------ Records for the exercise ------

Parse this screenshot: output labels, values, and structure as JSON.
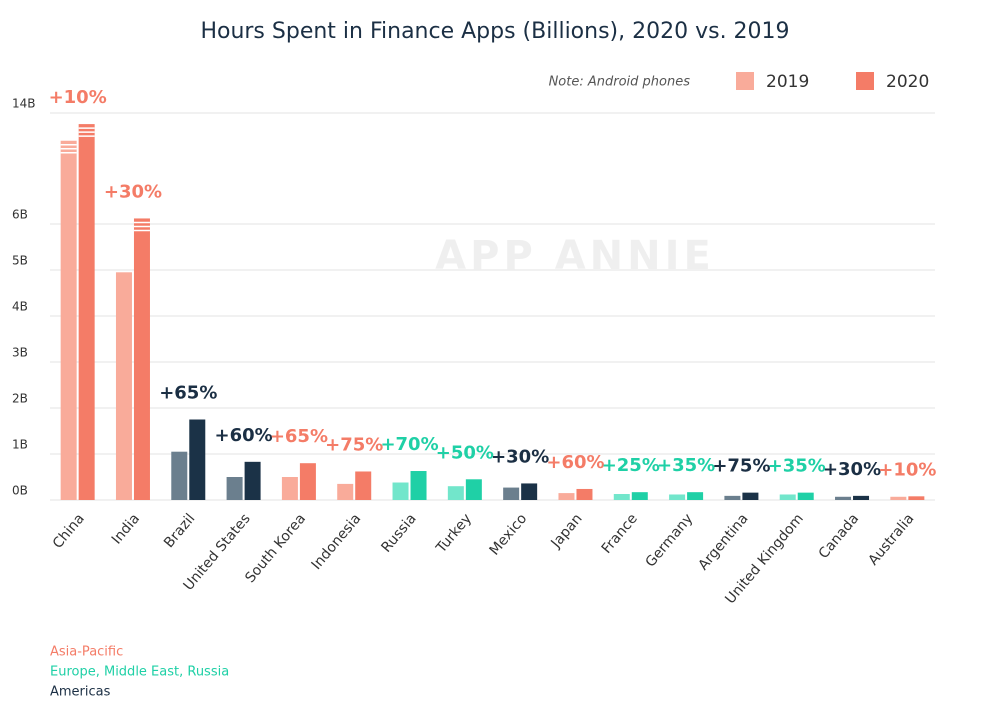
{
  "chart_data": {
    "type": "bar",
    "title": "Hours Spent in Finance Apps (Billions), 2020 vs. 2019",
    "note": "Note: Android phones",
    "watermark": "APP ANNIE",
    "categories": [
      "China",
      "India",
      "Brazil",
      "United States",
      "South Korea",
      "Indonesia",
      "Russia",
      "Turkey",
      "Mexico",
      "Japan",
      "France",
      "Germany",
      "Argentina",
      "United Kingdom",
      "Canada",
      "Australia"
    ],
    "series": [
      {
        "name": "2019",
        "color": "#f9ab9a",
        "values": [
          12,
          4.95,
          1.05,
          0.5,
          0.5,
          0.35,
          0.38,
          0.3,
          0.27,
          0.15,
          0.13,
          0.12,
          0.09,
          0.12,
          0.07,
          0.07
        ]
      },
      {
        "name": "2020",
        "color": "#f47c67",
        "values": [
          13.2,
          6.4,
          1.75,
          0.83,
          0.8,
          0.62,
          0.63,
          0.45,
          0.36,
          0.24,
          0.17,
          0.17,
          0.16,
          0.16,
          0.09,
          0.08
        ]
      }
    ],
    "annotations": [
      "+10%",
      "+30%",
      "+65%",
      "+60%",
      "+65%",
      "+75%",
      "+70%",
      "+50%",
      "+30%",
      "+60%",
      "+25%",
      "+35%",
      "+75%",
      "+35%",
      "+30%",
      "+10%"
    ],
    "regions": [
      {
        "name": "Asia-Pacific",
        "colors": [
          "#f9ab9a",
          "#f47c67"
        ],
        "label_color": "#f47c67"
      },
      {
        "name": "Europe, Middle East, Russia",
        "colors": [
          "#72e6cb",
          "#1fd0a6"
        ],
        "label_color": "#1fd0a6"
      },
      {
        "name": "Americas",
        "colors": [
          "#6b7f8e",
          "#1b3247"
        ],
        "label_color": "#1b2f44"
      }
    ],
    "category_regions": [
      0,
      0,
      2,
      2,
      0,
      0,
      1,
      1,
      2,
      0,
      1,
      1,
      2,
      1,
      2,
      0
    ],
    "ylim": [
      0,
      14
    ],
    "axis_break": 6,
    "yticks": [
      {
        "value": 0,
        "label": "0B"
      },
      {
        "value": 1,
        "label": "1B"
      },
      {
        "value": 2,
        "label": "2B"
      },
      {
        "value": 3,
        "label": "3B"
      },
      {
        "value": 4,
        "label": "4B"
      },
      {
        "value": 5,
        "label": "5B"
      },
      {
        "value": 6,
        "label": "6B"
      },
      {
        "value": 14,
        "label": "14B"
      }
    ],
    "grid": true
  }
}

------

**Given request**
The records above must be echoed exactly, minus their pictures.

**Exercise response**
Parse this screenshot: output labels, values, and structure as JSON.
{
  "chart_data": {
    "type": "bar",
    "title": "Hours Spent in Finance Apps (Billions), 2020 vs. 2019",
    "note": "Note: Android phones",
    "watermark": "APP ANNIE",
    "categories": [
      "China",
      "India",
      "Brazil",
      "United States",
      "South Korea",
      "Indonesia",
      "Russia",
      "Turkey",
      "Mexico",
      "Japan",
      "France",
      "Germany",
      "Argentina",
      "United Kingdom",
      "Canada",
      "Australia"
    ],
    "series": [
      {
        "name": "2019",
        "color": "#f9ab9a",
        "values": [
          12,
          4.95,
          1.05,
          0.5,
          0.5,
          0.35,
          0.38,
          0.3,
          0.27,
          0.15,
          0.13,
          0.12,
          0.09,
          0.12,
          0.07,
          0.07
        ]
      },
      {
        "name": "2020",
        "color": "#f47c67",
        "values": [
          13.2,
          6.4,
          1.75,
          0.83,
          0.8,
          0.62,
          0.63,
          0.45,
          0.36,
          0.24,
          0.17,
          0.17,
          0.16,
          0.16,
          0.09,
          0.08
        ]
      }
    ],
    "annotations": [
      "+10%",
      "+30%",
      "+65%",
      "+60%",
      "+65%",
      "+75%",
      "+70%",
      "+50%",
      "+30%",
      "+60%",
      "+25%",
      "+35%",
      "+75%",
      "+35%",
      "+30%",
      "+10%"
    ],
    "regions": [
      {
        "name": "Asia-Pacific",
        "colors": [
          "#f9ab9a",
          "#f47c67"
        ],
        "label_color": "#f47c67"
      },
      {
        "name": "Europe, Middle East, Russia",
        "colors": [
          "#72e6cb",
          "#1fd0a6"
        ],
        "label_color": "#1fd0a6"
      },
      {
        "name": "Americas",
        "colors": [
          "#6b7f8e",
          "#1b3247"
        ],
        "label_color": "#1b2f44"
      }
    ],
    "category_regions": [
      0,
      0,
      2,
      2,
      0,
      0,
      1,
      1,
      2,
      0,
      1,
      1,
      2,
      1,
      2,
      0
    ],
    "ylim": [
      0,
      14
    ],
    "axis_break": 6,
    "yticks": [
      {
        "value": 0,
        "label": "0B"
      },
      {
        "value": 1,
        "label": "1B"
      },
      {
        "value": 2,
        "label": "2B"
      },
      {
        "value": 3,
        "label": "3B"
      },
      {
        "value": 4,
        "label": "4B"
      },
      {
        "value": 5,
        "label": "5B"
      },
      {
        "value": 6,
        "label": "6B"
      },
      {
        "value": 14,
        "label": "14B"
      }
    ],
    "grid": true
  }
}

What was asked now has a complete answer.